Stated exercise
Determine how many lines of the records include "marker", and answer with the number alone.

Input material
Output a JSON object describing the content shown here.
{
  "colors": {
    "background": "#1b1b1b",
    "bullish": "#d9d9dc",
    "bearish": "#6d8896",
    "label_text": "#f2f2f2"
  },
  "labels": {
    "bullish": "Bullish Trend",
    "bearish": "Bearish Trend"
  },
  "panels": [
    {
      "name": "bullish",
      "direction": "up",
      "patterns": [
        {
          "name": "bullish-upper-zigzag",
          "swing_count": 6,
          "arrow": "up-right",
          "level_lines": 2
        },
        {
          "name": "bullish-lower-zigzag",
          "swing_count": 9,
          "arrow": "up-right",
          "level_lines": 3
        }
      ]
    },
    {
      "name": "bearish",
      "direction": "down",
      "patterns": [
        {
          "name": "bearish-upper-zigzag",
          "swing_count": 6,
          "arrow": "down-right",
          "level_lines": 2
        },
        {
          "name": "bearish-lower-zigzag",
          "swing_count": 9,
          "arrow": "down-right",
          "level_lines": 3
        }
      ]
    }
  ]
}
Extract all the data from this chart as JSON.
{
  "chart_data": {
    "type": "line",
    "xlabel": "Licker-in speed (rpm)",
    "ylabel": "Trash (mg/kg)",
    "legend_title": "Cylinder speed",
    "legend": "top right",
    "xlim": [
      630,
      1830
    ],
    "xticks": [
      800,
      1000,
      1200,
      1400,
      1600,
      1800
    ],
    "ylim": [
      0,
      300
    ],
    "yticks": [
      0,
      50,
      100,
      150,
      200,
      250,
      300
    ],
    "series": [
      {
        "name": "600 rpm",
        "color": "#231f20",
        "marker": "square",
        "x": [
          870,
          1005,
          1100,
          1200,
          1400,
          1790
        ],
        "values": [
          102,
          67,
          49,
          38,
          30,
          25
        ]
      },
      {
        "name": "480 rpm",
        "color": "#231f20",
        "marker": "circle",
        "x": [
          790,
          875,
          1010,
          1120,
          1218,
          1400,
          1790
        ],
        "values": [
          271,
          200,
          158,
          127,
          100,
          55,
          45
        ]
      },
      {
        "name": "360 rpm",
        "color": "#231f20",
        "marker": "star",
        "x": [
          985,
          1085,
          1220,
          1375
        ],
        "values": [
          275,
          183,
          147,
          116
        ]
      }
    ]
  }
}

Answer for the task
3